** Start Provided information **

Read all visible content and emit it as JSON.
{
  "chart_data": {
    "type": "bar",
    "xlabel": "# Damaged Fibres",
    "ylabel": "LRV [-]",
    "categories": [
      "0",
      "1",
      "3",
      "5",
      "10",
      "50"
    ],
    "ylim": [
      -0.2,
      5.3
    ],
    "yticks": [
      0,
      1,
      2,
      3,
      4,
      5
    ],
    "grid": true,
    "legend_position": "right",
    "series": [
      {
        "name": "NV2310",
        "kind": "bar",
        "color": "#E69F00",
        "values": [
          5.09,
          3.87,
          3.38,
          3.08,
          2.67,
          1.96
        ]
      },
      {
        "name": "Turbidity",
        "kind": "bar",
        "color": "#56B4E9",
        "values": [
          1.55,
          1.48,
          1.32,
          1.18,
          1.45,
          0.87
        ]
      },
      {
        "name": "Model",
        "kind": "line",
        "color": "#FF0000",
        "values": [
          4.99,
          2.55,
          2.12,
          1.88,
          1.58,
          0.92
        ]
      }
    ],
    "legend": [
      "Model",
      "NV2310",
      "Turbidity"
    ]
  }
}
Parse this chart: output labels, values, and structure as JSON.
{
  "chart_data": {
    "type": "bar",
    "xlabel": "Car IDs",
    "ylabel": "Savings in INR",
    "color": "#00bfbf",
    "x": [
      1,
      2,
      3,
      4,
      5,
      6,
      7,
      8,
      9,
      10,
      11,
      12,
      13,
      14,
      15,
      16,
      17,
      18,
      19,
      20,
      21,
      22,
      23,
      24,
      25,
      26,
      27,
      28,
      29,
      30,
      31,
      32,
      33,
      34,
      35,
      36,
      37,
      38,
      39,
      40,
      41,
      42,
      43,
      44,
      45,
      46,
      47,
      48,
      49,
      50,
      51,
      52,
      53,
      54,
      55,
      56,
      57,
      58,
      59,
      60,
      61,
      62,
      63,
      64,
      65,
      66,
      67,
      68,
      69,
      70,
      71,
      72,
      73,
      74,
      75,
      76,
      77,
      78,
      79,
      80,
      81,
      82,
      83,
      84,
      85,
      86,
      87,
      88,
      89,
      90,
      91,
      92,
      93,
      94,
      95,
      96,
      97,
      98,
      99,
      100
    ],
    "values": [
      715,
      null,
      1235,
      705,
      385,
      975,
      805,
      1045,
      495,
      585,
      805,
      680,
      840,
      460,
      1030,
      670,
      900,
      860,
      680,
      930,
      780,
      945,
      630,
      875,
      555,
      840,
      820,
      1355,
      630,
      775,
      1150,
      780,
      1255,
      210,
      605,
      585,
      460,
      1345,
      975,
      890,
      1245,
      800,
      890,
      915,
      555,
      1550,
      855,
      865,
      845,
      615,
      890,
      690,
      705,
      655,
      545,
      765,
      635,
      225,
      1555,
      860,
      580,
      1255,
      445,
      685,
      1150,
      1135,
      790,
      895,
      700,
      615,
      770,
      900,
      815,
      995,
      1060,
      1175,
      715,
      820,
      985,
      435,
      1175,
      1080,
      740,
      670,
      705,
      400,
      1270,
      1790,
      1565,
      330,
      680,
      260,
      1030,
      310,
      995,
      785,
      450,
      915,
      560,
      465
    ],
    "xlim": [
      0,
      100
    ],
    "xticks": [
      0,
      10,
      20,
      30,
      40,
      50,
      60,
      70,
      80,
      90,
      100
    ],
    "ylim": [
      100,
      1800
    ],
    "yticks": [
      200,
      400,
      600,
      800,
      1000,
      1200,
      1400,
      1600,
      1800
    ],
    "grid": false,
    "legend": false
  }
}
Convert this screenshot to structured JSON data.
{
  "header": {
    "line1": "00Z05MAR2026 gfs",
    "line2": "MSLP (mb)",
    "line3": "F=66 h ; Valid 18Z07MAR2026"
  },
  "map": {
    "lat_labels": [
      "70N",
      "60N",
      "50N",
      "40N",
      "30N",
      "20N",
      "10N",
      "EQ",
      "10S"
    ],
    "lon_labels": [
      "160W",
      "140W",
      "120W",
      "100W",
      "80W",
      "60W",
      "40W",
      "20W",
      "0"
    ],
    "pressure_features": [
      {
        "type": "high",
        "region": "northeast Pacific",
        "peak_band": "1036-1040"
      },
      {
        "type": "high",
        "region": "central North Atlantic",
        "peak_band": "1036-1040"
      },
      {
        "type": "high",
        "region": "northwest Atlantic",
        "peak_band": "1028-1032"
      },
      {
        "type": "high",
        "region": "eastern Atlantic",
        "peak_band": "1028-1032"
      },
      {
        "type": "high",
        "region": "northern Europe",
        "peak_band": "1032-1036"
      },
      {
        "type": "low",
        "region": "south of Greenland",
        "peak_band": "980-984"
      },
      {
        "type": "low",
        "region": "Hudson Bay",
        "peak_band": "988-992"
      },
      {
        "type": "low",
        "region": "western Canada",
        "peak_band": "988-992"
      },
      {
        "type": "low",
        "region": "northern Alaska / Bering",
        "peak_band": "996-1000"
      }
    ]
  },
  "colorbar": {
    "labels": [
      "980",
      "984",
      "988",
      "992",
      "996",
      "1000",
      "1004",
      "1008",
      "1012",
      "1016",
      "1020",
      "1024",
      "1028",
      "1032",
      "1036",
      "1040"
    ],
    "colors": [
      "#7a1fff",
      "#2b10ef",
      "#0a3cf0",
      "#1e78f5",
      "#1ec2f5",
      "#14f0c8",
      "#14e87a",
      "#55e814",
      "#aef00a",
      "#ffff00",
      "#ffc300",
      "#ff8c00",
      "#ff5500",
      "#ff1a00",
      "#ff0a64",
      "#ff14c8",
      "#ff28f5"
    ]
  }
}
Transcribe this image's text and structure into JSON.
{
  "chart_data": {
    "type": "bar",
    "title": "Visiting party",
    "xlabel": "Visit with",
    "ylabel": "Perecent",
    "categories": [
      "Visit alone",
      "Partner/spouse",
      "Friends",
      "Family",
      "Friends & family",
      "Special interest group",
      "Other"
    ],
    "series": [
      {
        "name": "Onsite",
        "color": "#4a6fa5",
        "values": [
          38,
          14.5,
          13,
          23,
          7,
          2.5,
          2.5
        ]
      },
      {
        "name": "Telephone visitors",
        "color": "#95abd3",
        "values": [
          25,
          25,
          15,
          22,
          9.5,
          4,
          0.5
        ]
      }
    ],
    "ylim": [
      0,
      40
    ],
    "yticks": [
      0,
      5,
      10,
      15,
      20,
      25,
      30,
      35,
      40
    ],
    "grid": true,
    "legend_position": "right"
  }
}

** End Provided information **

Locate "Transcribe this image's" in the material, then quote the line that contains it and all lines after it through the final one.

Transcribe this image's text and structure into JSON.
{
  "chart_data": {
    "type": "bar",
    "title": "Visiting party",
    "xlabel": "Visit with",
    "ylabel": "Perecent",
    "categories": [
      "Visit alone",
      "Partner/spouse",
      "Friends",
      "Family",
      "Friends & family",
      "Special interest group",
      "Other"
    ],
    "series": [
      {
        "name": "Onsite",
        "color": "#4a6fa5",
        "values": [
          38,
          14.5,
          13,
          23,
          7,
          2.5,
          2.5
        ]
      },
      {
        "name": "Telephone visitors",
        "color": "#95abd3",
        "values": [
          25,
          25,
          15,
          22,
          9.5,
          4,
          0.5
        ]
      }
    ],
    "ylim": [
      0,
      40
    ],
    "yticks": [
      0,
      5,
      10,
      15,
      20,
      25,
      30,
      35,
      40
    ],
    "grid": true,
    "legend_position": "right"
  }
}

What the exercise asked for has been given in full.